→ What to produce: Copy out the listing that follows exactly, dropping every picture.

Start Items

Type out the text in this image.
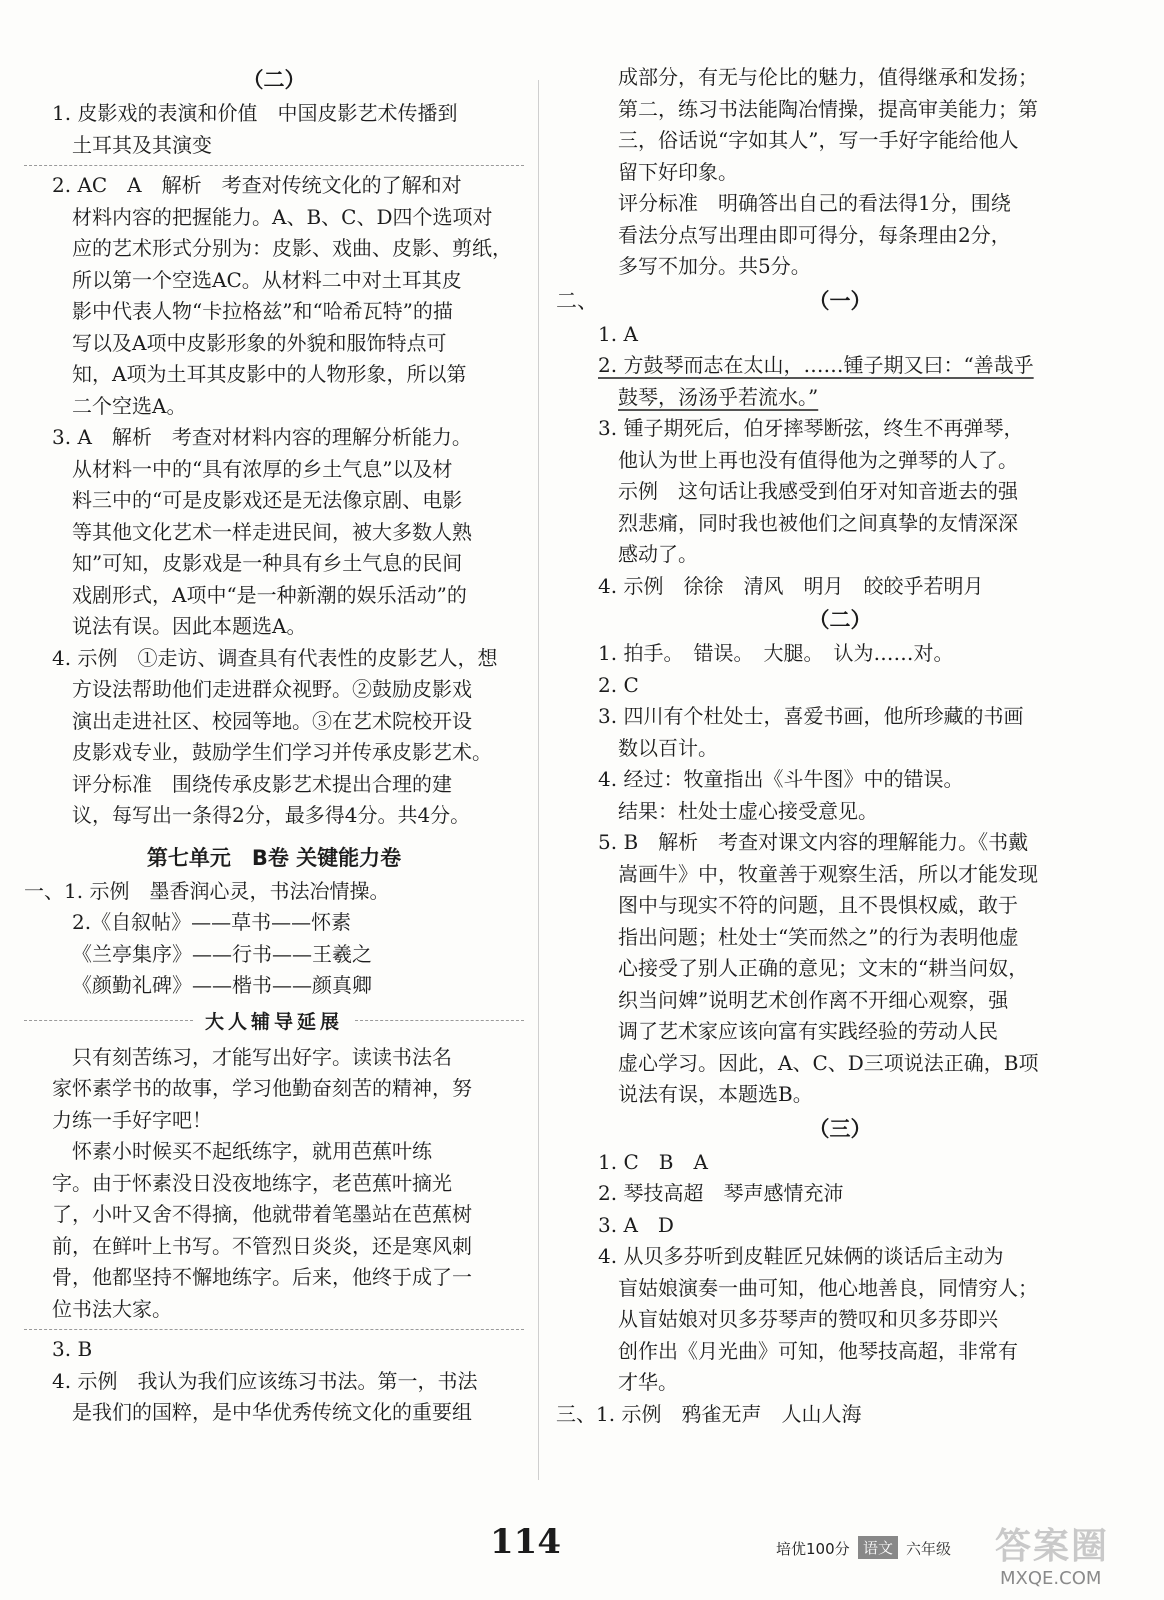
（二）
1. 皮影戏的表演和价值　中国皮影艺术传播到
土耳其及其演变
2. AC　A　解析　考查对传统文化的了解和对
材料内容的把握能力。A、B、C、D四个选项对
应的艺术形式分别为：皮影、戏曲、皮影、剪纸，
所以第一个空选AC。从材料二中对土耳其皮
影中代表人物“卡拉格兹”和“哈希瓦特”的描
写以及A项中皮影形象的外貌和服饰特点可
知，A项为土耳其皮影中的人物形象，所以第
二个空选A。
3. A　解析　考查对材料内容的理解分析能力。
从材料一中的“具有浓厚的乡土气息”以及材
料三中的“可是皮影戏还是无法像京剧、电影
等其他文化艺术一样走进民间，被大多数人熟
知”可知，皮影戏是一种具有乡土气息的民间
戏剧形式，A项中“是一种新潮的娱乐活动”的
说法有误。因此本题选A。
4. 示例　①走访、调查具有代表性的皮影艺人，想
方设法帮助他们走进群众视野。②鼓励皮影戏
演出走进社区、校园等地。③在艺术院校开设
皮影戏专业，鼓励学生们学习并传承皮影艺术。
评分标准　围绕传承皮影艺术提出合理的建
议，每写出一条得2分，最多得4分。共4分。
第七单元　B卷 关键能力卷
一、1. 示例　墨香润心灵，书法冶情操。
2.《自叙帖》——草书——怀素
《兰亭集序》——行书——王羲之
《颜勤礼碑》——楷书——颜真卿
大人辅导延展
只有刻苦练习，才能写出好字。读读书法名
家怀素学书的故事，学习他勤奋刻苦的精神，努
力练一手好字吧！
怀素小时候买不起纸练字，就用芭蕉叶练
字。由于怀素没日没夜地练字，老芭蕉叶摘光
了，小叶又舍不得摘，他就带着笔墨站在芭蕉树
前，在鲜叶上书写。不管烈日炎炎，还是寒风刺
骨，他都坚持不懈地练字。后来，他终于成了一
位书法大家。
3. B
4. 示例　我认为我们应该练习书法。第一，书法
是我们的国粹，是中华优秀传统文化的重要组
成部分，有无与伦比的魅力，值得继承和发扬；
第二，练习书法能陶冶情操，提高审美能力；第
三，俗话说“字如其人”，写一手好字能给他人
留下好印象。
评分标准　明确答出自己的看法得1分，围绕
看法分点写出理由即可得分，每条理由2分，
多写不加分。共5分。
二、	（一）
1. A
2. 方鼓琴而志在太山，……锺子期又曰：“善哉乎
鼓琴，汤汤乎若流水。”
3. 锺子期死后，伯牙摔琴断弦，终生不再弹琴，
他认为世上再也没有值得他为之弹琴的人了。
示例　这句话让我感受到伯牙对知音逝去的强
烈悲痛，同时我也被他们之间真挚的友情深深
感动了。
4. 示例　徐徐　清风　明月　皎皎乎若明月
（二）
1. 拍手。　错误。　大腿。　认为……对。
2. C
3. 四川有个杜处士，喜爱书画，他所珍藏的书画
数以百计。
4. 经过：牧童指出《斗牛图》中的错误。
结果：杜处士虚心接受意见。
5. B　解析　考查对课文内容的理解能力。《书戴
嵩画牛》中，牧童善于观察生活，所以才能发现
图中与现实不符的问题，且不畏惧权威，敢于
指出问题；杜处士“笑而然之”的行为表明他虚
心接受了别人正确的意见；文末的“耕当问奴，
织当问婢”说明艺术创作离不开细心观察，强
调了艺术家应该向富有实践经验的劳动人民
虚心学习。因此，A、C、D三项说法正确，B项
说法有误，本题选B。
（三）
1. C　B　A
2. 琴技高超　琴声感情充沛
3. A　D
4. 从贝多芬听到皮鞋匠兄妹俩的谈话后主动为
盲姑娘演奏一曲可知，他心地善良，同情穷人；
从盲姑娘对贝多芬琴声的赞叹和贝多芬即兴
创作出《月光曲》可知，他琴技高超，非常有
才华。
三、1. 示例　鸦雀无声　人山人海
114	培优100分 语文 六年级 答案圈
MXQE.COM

End Items

→ Reply:
Type out the text in this image.
（二）
1. 皮影戏的表演和价值　中国皮影艺术传播到
土耳其及其演变
2. AC　A　解析　考查对传统文化的了解和对
材料内容的把握能力。A、B、C、D四个选项对
应的艺术形式分别为：皮影、戏曲、皮影、剪纸，
所以第一个空选AC。从材料二中对土耳其皮
影中代表人物“卡拉格兹”和“哈希瓦特”的描
写以及A项中皮影形象的外貌和服饰特点可
知，A项为土耳其皮影中的人物形象，所以第
二个空选A。
3. A　解析　考查对材料内容的理解分析能力。
从材料一中的“具有浓厚的乡土气息”以及材
料三中的“可是皮影戏还是无法像京剧、电影
等其他文化艺术一样走进民间，被大多数人熟
知”可知，皮影戏是一种具有乡土气息的民间
戏剧形式，A项中“是一种新潮的娱乐活动”的
说法有误。因此本题选A。
4. 示例　①走访、调查具有代表性的皮影艺人，想
方设法帮助他们走进群众视野。②鼓励皮影戏
演出走进社区、校园等地。③在艺术院校开设
皮影戏专业，鼓励学生们学习并传承皮影艺术。
评分标准　围绕传承皮影艺术提出合理的建
议，每写出一条得2分，最多得4分。共4分。
第七单元　B卷 关键能力卷
一、1. 示例　墨香润心灵，书法冶情操。
2.《自叙帖》——草书——怀素
《兰亭集序》——行书——王羲之
《颜勤礼碑》——楷书——颜真卿
大人辅导延展
只有刻苦练习，才能写出好字。读读书法名
家怀素学书的故事，学习他勤奋刻苦的精神，努
力练一手好字吧！
怀素小时候买不起纸练字，就用芭蕉叶练
字。由于怀素没日没夜地练字，老芭蕉叶摘光
了，小叶又舍不得摘，他就带着笔墨站在芭蕉树
前，在鲜叶上书写。不管烈日炎炎，还是寒风刺
骨，他都坚持不懈地练字。后来，他终于成了一
位书法大家。
3. B
4. 示例　我认为我们应该练习书法。第一，书法
是我们的国粹，是中华优秀传统文化的重要组
成部分，有无与伦比的魅力，值得继承和发扬；
第二，练习书法能陶冶情操，提高审美能力；第
三，俗话说“字如其人”，写一手好字能给他人
留下好印象。
评分标准　明确答出自己的看法得1分，围绕
看法分点写出理由即可得分，每条理由2分，
多写不加分。共5分。
二、	（一）
1. A
2. 方鼓琴而志在太山，……锺子期又曰：“善哉乎
鼓琴，汤汤乎若流水。”
3. 锺子期死后，伯牙摔琴断弦，终生不再弹琴，
他认为世上再也没有值得他为之弹琴的人了。
示例　这句话让我感受到伯牙对知音逝去的强
烈悲痛，同时我也被他们之间真挚的友情深深
感动了。
4. 示例　徐徐　清风　明月　皎皎乎若明月
（二）
1. 拍手。　错误。　大腿。　认为……对。
2. C
3. 四川有个杜处士，喜爱书画，他所珍藏的书画
数以百计。
4. 经过：牧童指出《斗牛图》中的错误。
结果：杜处士虚心接受意见。
5. B　解析　考查对课文内容的理解能力。《书戴
嵩画牛》中，牧童善于观察生活，所以才能发现
图中与现实不符的问题，且不畏惧权威，敢于
指出问题；杜处士“笑而然之”的行为表明他虚
心接受了别人正确的意见；文末的“耕当问奴，
织当问婢”说明艺术创作离不开细心观察，强
调了艺术家应该向富有实践经验的劳动人民
虚心学习。因此，A、C、D三项说法正确，B项
说法有误，本题选B。
（三）
1. C　B　A
2. 琴技高超　琴声感情充沛
3. A　D
4. 从贝多芬听到皮鞋匠兄妹俩的谈话后主动为
盲姑娘演奏一曲可知，他心地善良，同情穷人；
从盲姑娘对贝多芬琴声的赞叹和贝多芬即兴
创作出《月光曲》可知，他琴技高超，非常有
才华。
三、1. 示例　鸦雀无声　人山人海
114	培优100分 语文 六年级 答案圈
MXQE.COM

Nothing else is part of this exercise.